§ The request: Print out every line, exactly as written.

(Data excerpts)
-- START --

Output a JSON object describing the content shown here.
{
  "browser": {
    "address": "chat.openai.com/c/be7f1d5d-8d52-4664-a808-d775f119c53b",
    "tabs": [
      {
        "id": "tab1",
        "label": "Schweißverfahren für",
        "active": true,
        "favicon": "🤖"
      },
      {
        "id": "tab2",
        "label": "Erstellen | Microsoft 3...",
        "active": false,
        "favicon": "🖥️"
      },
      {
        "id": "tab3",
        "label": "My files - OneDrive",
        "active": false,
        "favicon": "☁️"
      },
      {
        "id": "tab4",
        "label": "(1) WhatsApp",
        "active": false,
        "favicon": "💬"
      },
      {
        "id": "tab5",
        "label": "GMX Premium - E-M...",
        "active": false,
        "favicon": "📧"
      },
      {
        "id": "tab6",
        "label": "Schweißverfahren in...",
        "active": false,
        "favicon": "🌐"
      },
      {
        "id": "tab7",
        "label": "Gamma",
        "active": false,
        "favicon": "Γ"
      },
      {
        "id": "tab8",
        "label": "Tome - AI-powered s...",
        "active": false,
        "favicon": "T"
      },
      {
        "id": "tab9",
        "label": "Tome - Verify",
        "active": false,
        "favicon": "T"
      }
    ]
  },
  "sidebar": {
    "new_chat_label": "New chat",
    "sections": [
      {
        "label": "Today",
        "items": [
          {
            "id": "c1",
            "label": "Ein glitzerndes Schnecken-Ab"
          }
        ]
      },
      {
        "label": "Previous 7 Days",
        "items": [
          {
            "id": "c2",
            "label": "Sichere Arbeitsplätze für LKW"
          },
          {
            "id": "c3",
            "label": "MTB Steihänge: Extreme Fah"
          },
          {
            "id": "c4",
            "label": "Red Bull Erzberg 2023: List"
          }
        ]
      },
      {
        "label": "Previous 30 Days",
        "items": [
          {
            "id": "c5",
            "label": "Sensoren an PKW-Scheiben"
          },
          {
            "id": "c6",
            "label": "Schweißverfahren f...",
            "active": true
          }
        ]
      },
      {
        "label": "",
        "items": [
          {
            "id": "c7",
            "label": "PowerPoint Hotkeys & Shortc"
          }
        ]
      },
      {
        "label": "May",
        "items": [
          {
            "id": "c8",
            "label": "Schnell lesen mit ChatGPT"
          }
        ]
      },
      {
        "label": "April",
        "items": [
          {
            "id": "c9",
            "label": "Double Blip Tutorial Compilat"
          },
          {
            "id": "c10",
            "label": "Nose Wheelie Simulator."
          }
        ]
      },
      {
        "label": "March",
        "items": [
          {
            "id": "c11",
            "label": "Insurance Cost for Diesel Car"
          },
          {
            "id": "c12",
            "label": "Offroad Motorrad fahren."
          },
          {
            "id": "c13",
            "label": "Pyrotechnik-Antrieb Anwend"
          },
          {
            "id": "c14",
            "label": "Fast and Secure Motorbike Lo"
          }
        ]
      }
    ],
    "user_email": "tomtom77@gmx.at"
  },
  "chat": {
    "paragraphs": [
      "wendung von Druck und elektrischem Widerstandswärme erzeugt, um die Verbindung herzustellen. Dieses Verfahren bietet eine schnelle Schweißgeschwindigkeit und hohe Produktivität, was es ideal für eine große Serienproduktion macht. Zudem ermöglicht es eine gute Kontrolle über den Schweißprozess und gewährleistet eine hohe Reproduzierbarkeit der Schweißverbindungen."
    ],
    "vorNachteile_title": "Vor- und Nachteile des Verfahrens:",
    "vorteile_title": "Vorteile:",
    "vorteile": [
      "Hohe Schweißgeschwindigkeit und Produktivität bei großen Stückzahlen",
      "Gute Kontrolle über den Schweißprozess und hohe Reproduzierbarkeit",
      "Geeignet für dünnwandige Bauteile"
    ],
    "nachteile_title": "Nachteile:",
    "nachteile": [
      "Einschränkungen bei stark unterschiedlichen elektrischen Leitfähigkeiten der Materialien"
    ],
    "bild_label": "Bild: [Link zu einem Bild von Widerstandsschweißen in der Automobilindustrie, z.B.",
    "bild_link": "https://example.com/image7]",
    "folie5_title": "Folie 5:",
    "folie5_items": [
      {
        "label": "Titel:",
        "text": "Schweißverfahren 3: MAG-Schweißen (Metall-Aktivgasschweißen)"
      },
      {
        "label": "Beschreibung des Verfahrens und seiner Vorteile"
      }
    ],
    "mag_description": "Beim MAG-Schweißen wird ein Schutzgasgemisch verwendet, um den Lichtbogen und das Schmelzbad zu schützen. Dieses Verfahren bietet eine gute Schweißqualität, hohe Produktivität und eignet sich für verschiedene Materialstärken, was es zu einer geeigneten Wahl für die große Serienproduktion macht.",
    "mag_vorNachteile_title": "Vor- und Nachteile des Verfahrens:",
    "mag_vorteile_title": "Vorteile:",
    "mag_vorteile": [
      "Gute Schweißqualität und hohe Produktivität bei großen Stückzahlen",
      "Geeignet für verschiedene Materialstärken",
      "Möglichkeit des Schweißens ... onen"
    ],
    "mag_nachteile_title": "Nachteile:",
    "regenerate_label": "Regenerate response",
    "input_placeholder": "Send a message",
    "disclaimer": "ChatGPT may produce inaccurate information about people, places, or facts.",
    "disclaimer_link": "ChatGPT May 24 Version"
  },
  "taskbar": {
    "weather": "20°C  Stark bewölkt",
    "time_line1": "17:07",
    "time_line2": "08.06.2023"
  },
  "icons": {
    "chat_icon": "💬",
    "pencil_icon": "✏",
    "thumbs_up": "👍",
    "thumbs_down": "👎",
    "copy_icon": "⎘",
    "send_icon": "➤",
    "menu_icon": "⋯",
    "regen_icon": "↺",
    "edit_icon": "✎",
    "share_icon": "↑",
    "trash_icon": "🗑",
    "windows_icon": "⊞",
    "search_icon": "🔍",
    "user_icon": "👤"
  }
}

-- END --

§ Complete answer:
Output a JSON object describing the content shown here.
{
  "browser": {
    "address": "chat.openai.com/c/be7f1d5d-8d52-4664-a808-d775f119c53b",
    "tabs": [
      {
        "id": "tab1",
        "label": "Schweißverfahren für",
        "active": true,
        "favicon": "🤖"
      },
      {
        "id": "tab2",
        "label": "Erstellen | Microsoft 3...",
        "active": false,
        "favicon": "🖥️"
      },
      {
        "id": "tab3",
        "label": "My files - OneDrive",
        "active": false,
        "favicon": "☁️"
      },
      {
        "id": "tab4",
        "label": "(1) WhatsApp",
        "active": false,
        "favicon": "💬"
      },
      {
        "id": "tab5",
        "label": "GMX Premium - E-M...",
        "active": false,
        "favicon": "📧"
      },
      {
        "id": "tab6",
        "label": "Schweißverfahren in...",
        "active": false,
        "favicon": "🌐"
      },
      {
        "id": "tab7",
        "label": "Gamma",
        "active": false,
        "favicon": "Γ"
      },
      {
        "id": "tab8",
        "label": "Tome - AI-powered s...",
        "active": false,
        "favicon": "T"
      },
      {
        "id": "tab9",
        "label": "Tome - Verify",
        "active": false,
        "favicon": "T"
      }
    ]
  },
  "sidebar": {
    "new_chat_label": "New chat",
    "sections": [
      {
        "label": "Today",
        "items": [
          {
            "id": "c1",
            "label": "Ein glitzerndes Schnecken-Ab"
          }
        ]
      },
      {
        "label": "Previous 7 Days",
        "items": [
          {
            "id": "c2",
            "label": "Sichere Arbeitsplätze für LKW"
          },
          {
            "id": "c3",
            "label": "MTB Steihänge: Extreme Fah"
          },
          {
            "id": "c4",
            "label": "Red Bull Erzberg 2023: List"
          }
        ]
      },
      {
        "label": "Previous 30 Days",
        "items": [
          {
            "id": "c5",
            "label": "Sensoren an PKW-Scheiben"
          },
          {
            "id": "c6",
            "label": "Schweißverfahren f...",
            "active": true
          }
        ]
      },
      {
        "label": "",
        "items": [
          {
            "id": "c7",
            "label": "PowerPoint Hotkeys & Shortc"
          }
        ]
      },
      {
        "label": "May",
        "items": [
          {
            "id": "c8",
            "label": "Schnell lesen mit ChatGPT"
          }
        ]
      },
      {
        "label": "April",
        "items": [
          {
            "id": "c9",
            "label": "Double Blip Tutorial Compilat"
          },
          {
            "id": "c10",
            "label": "Nose Wheelie Simulator."
          }
        ]
      },
      {
        "label": "March",
        "items": [
          {
            "id": "c11",
            "label": "Insurance Cost for Diesel Car"
          },
          {
            "id": "c12",
            "label": "Offroad Motorrad fahren."
          },
          {
            "id": "c13",
            "label": "Pyrotechnik-Antrieb Anwend"
          },
          {
            "id": "c14",
            "label": "Fast and Secure Motorbike Lo"
          }
        ]
      }
    ],
    "user_email": "tomtom77@gmx.at"
  },
  "chat": {
    "paragraphs": [
      "wendung von Druck und elektrischem Widerstandswärme erzeugt, um die Verbindung herzustellen. Dieses Verfahren bietet eine schnelle Schweißgeschwindigkeit und hohe Produktivität, was es ideal für eine große Serienproduktion macht. Zudem ermöglicht es eine gute Kontrolle über den Schweißprozess und gewährleistet eine hohe Reproduzierbarkeit der Schweißverbindungen."
    ],
    "vorNachteile_title": "Vor- und Nachteile des Verfahrens:",
    "vorteile_title": "Vorteile:",
    "vorteile": [
      "Hohe Schweißgeschwindigkeit und Produktivität bei großen Stückzahlen",
      "Gute Kontrolle über den Schweißprozess und hohe Reproduzierbarkeit",
      "Geeignet für dünnwandige Bauteile"
    ],
    "nachteile_title": "Nachteile:",
    "nachteile": [
      "Einschränkungen bei stark unterschiedlichen elektrischen Leitfähigkeiten der Materialien"
    ],
    "bild_label": "Bild: [Link zu einem Bild von Widerstandsschweißen in der Automobilindustrie, z.B.",
    "bild_link": "https://example.com/image7]",
    "folie5_title": "Folie 5:",
    "folie5_items": [
      {
        "label": "Titel:",
        "text": "Schweißverfahren 3: MAG-Schweißen (Metall-Aktivgasschweißen)"
      },
      {
        "label": "Beschreibung des Verfahrens und seiner Vorteile"
      }
    ],
    "mag_description": "Beim MAG-Schweißen wird ein Schutzgasgemisch verwendet, um den Lichtbogen und das Schmelzbad zu schützen. Dieses Verfahren bietet eine gute Schweißqualität, hohe Produktivität und eignet sich für verschiedene Materialstärken, was es zu einer geeigneten Wahl für die große Serienproduktion macht.",
    "mag_vorNachteile_title": "Vor- und Nachteile des Verfahrens:",
    "mag_vorteile_title": "Vorteile:",
    "mag_vorteile": [
      "Gute Schweißqualität und hohe Produktivität bei großen Stückzahlen",
      "Geeignet für verschiedene Materialstärken",
      "Möglichkeit des Schweißens ... onen"
    ],
    "mag_nachteile_title": "Nachteile:",
    "regenerate_label": "Regenerate response",
    "input_placeholder": "Send a message",
    "disclaimer": "ChatGPT may produce inaccurate information about people, places, or facts.",
    "disclaimer_link": "ChatGPT May 24 Version"
  },
  "taskbar": {
    "weather": "20°C  Stark bewölkt",
    "time_line1": "17:07",
    "time_line2": "08.06.2023"
  },
  "icons": {
    "chat_icon": "💬",
    "pencil_icon": "✏",
    "thumbs_up": "👍",
    "thumbs_down": "👎",
    "copy_icon": "⎘",
    "send_icon": "➤",
    "menu_icon": "⋯",
    "regen_icon": "↺",
    "edit_icon": "✎",
    "share_icon": "↑",
    "trash_icon": "🗑",
    "windows_icon": "⊞",
    "search_icon": "🔍",
    "user_icon": "👤"
  }
}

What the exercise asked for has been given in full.